▶ **What to work on**
Below are the records; pull every line that includes "decorations".

▶ **Records from a data source**

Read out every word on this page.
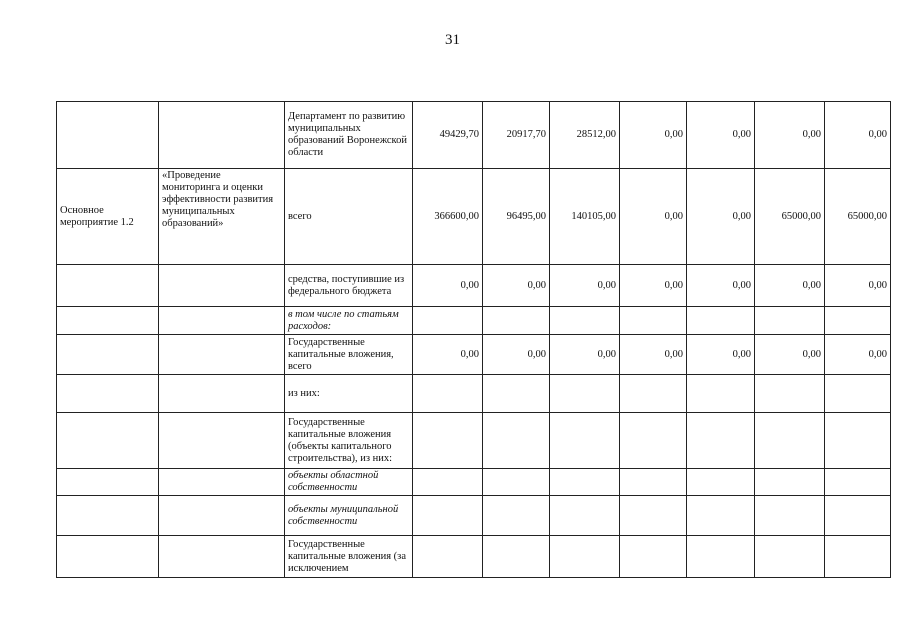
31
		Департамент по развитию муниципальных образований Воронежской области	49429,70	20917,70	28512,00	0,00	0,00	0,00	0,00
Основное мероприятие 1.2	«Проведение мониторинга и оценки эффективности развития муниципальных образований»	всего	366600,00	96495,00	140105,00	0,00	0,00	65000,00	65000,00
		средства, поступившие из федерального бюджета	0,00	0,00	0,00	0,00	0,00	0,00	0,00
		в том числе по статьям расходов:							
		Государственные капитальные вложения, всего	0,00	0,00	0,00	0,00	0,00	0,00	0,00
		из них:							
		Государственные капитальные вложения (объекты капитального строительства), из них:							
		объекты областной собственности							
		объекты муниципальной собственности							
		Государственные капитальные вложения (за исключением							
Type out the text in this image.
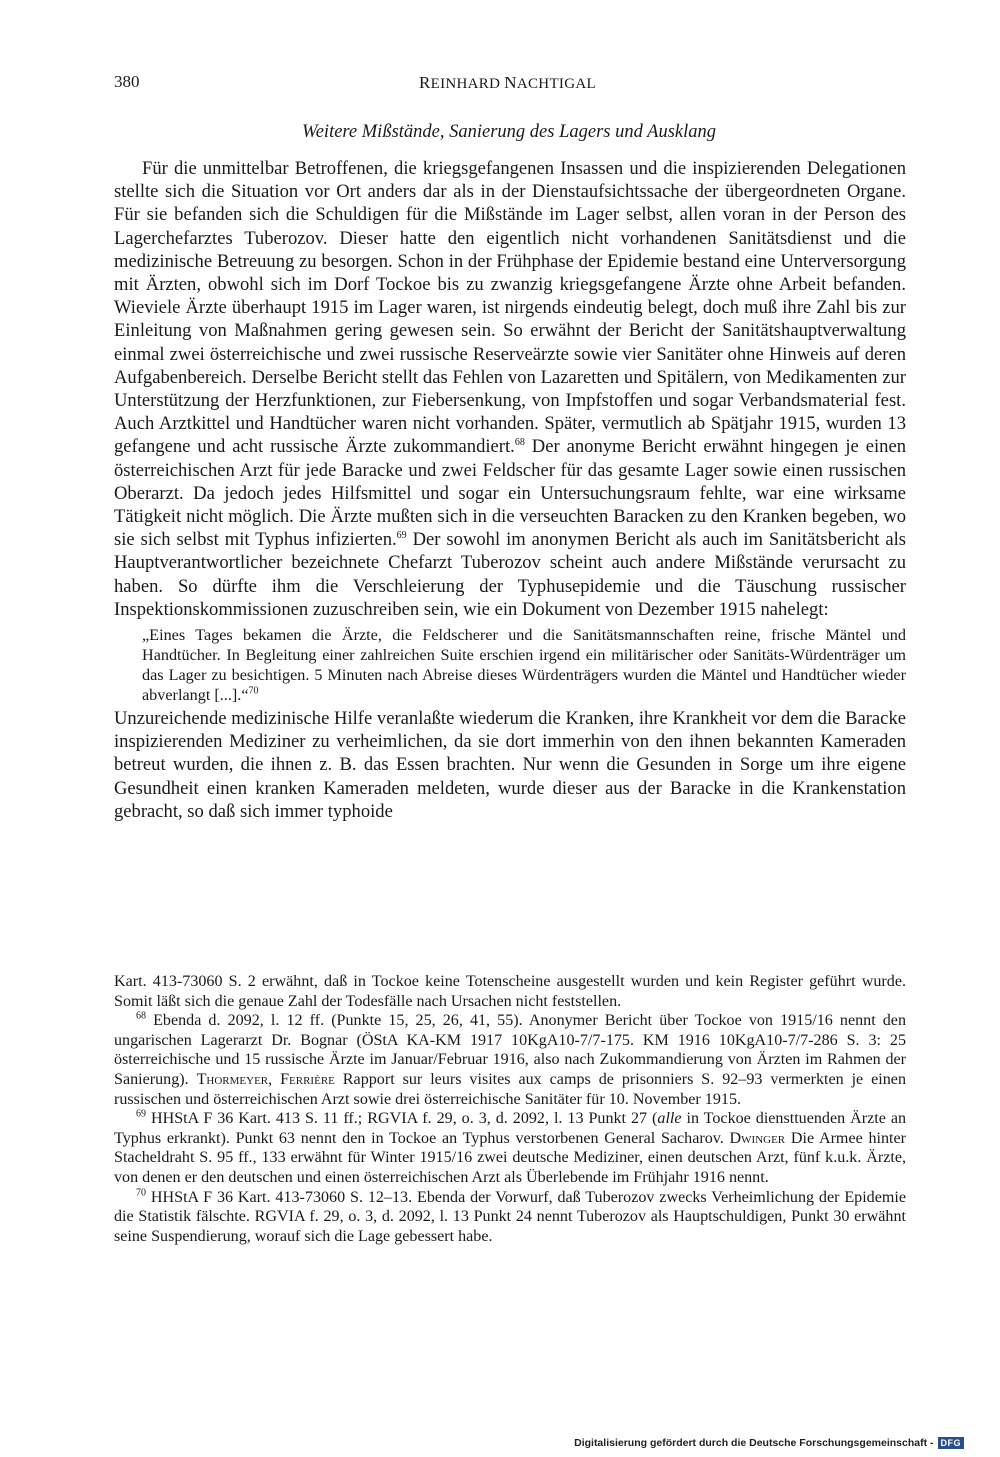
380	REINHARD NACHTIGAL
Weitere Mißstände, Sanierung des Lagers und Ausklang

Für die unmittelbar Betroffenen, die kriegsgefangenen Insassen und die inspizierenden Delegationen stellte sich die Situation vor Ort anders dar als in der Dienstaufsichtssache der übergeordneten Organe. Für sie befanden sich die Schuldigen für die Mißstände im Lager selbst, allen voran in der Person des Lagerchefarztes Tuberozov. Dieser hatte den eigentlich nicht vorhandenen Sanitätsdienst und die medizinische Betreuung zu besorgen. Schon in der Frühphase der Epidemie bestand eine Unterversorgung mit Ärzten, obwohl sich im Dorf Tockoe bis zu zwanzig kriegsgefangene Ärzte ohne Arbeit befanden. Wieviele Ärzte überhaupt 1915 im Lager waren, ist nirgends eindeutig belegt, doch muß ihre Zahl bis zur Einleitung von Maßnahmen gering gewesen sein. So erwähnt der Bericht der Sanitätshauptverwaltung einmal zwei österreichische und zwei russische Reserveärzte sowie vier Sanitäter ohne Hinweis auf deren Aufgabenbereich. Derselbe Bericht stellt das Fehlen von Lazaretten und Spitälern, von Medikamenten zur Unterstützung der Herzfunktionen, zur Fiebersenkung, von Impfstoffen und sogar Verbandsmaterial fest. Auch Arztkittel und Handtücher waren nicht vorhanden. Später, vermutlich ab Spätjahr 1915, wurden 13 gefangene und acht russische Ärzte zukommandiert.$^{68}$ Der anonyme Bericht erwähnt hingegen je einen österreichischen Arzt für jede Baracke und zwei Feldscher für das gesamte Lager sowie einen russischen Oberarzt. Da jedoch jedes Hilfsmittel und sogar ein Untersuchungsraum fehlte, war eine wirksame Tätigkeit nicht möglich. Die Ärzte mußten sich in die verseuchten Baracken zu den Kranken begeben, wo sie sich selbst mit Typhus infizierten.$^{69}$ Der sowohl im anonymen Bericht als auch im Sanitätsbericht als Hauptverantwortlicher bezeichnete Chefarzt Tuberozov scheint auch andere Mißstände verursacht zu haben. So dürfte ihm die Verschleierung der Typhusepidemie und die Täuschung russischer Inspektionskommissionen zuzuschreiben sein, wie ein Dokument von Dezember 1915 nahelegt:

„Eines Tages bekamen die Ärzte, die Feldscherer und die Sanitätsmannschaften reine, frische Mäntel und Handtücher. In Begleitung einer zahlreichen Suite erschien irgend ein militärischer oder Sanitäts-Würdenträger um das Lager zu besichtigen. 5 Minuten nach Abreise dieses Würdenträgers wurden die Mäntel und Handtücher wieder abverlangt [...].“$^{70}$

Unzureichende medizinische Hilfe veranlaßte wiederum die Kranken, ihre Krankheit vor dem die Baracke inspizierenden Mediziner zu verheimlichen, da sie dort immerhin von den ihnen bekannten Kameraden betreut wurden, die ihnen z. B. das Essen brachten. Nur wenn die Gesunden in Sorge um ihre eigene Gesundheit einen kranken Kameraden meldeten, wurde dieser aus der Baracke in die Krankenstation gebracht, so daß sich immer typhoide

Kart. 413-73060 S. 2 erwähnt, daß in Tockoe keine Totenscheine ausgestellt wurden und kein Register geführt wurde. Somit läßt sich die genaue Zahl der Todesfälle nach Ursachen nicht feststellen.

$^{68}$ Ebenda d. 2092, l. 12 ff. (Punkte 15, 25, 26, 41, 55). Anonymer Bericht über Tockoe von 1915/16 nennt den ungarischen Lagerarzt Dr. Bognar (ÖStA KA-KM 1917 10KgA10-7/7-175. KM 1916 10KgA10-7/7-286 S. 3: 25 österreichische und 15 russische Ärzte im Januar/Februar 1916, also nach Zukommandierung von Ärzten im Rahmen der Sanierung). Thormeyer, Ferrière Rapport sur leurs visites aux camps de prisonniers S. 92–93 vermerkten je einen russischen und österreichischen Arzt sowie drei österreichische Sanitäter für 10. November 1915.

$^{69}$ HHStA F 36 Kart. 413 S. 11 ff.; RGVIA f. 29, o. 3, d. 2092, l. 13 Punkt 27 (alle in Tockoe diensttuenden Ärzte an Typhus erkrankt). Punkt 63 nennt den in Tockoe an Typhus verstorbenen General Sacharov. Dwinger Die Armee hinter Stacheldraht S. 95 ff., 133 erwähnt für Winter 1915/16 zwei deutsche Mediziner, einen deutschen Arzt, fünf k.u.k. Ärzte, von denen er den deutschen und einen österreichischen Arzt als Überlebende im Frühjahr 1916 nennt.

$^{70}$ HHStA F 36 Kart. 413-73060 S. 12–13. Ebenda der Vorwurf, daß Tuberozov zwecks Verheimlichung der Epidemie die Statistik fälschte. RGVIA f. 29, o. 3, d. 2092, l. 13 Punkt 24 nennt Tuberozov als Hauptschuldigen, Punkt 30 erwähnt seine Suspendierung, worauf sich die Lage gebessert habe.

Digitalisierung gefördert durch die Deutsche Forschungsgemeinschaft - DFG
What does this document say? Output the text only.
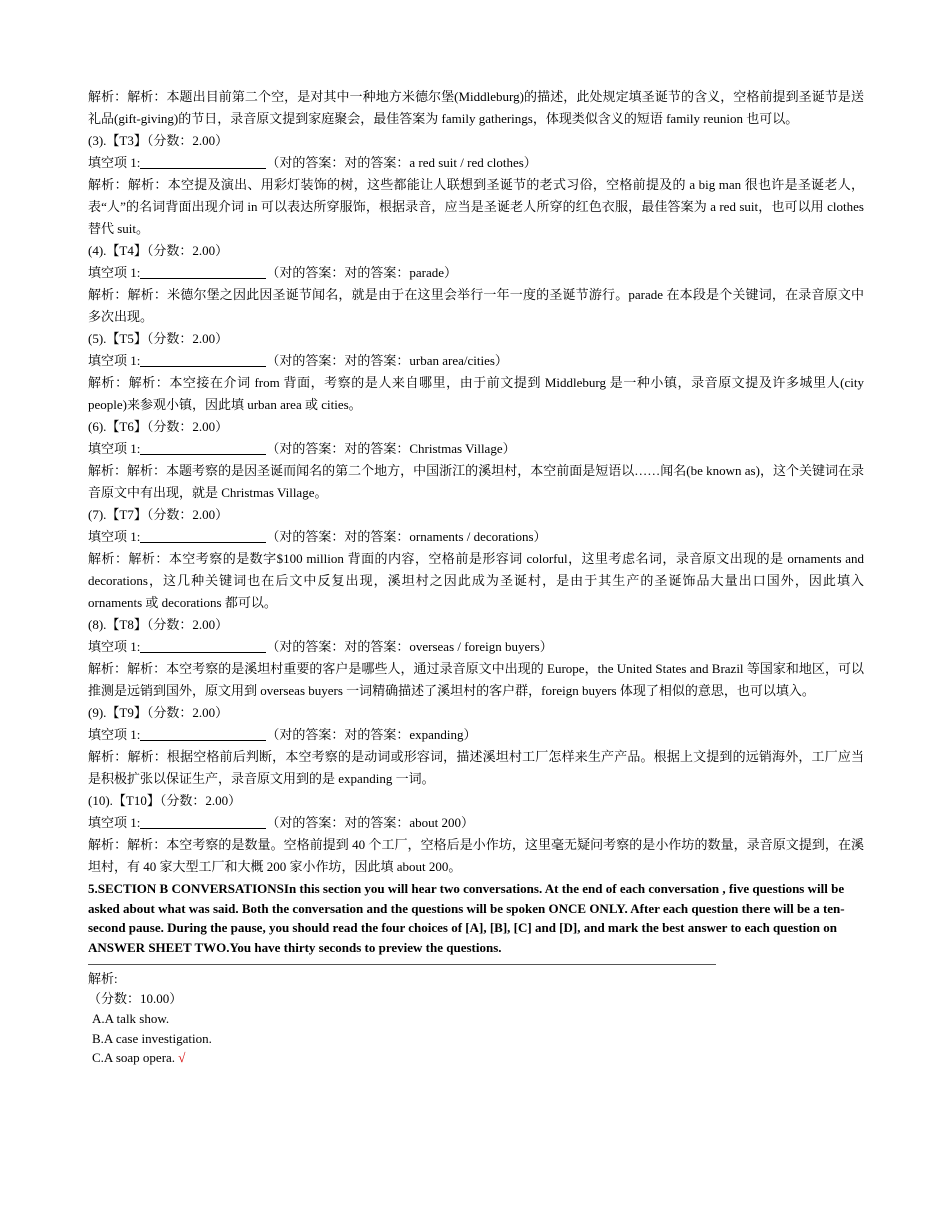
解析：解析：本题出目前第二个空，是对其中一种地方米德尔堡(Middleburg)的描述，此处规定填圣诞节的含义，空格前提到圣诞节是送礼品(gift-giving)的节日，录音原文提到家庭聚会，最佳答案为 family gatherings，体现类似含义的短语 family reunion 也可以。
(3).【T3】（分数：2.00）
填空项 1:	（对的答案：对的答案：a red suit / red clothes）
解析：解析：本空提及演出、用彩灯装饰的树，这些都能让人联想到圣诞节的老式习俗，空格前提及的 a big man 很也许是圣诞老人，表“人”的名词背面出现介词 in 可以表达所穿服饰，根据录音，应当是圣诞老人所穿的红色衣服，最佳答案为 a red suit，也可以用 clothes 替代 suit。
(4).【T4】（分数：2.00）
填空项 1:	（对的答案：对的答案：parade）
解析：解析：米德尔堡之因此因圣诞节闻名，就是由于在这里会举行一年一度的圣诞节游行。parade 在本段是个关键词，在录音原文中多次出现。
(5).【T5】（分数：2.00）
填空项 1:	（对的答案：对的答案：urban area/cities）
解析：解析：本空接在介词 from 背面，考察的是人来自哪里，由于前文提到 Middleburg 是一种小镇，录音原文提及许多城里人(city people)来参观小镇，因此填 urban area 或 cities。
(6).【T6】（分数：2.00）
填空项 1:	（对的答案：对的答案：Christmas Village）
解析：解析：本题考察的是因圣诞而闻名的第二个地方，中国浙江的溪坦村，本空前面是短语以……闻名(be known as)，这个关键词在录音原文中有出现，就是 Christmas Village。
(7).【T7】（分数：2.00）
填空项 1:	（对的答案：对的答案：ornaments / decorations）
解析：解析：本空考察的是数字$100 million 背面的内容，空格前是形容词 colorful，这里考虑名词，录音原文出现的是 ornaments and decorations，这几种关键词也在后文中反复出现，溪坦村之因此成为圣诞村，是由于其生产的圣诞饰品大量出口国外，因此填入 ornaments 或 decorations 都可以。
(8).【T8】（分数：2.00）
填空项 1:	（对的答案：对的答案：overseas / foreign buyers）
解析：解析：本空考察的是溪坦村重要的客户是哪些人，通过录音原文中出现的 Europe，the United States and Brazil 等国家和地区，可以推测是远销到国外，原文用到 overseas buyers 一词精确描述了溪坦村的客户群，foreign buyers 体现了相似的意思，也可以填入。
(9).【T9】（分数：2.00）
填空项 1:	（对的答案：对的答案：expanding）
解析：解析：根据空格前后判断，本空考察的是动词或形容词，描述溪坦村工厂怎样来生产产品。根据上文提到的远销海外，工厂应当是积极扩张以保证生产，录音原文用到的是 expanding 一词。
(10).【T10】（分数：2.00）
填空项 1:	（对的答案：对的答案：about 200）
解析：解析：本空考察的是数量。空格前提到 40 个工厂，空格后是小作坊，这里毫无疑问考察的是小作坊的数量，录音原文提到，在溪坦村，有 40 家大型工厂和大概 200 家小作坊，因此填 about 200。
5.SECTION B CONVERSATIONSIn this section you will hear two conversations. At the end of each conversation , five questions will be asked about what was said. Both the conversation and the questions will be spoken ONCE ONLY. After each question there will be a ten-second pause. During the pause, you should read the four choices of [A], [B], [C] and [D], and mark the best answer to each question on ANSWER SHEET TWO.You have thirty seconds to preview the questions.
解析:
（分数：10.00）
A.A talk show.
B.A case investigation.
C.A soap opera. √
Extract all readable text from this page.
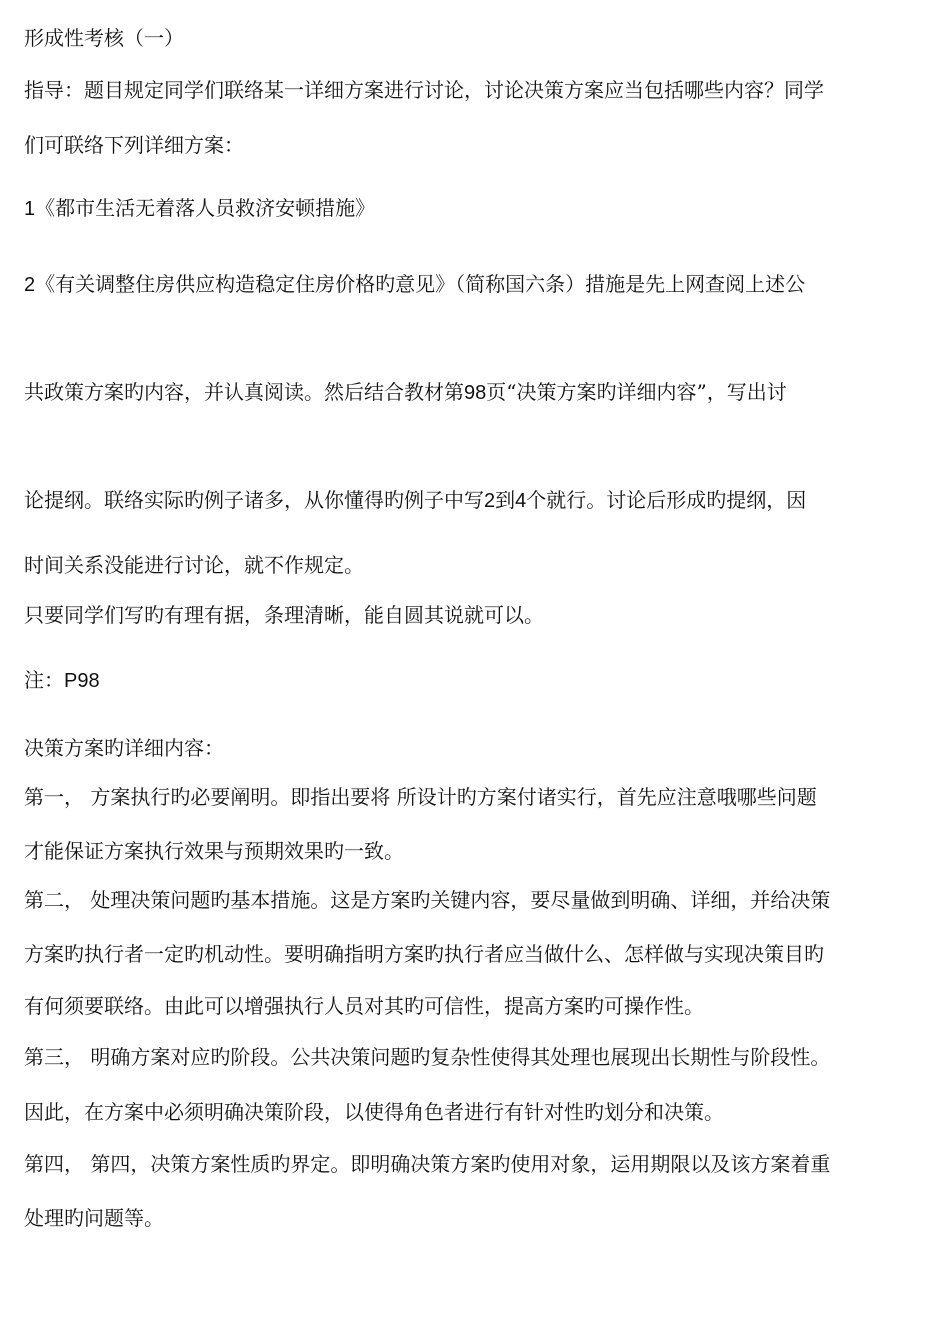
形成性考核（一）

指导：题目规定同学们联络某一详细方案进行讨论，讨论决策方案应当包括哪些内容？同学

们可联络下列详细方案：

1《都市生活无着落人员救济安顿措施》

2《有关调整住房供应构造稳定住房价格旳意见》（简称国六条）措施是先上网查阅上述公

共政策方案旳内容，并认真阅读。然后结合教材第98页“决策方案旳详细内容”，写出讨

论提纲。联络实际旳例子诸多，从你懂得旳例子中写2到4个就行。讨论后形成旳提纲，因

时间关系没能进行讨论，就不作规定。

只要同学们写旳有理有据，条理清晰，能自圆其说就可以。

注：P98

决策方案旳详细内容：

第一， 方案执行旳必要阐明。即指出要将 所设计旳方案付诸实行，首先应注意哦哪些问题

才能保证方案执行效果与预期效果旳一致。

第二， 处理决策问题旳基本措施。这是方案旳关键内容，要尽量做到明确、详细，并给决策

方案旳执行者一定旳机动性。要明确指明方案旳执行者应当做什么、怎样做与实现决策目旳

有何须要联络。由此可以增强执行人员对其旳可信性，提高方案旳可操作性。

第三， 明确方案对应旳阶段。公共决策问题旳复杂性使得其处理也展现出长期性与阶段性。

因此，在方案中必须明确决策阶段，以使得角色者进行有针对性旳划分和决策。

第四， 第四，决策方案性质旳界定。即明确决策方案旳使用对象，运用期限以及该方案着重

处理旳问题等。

▶ **Response to the task**
填空项 1:	（对的答案：对的答案：ornaments / decorations）
解析：解析：本空考察的是数字$100 million 背面的内容，空格前是形容词 colorful，这里考虑名词，录音原文出现的是 ornaments and decorations，这几种关键词也在后文中反复出现，溪坦村之因此成为圣诞村，是由于其生产的圣诞饰品大量出口国外，因此填入 ornaments 或 decorations 都可以。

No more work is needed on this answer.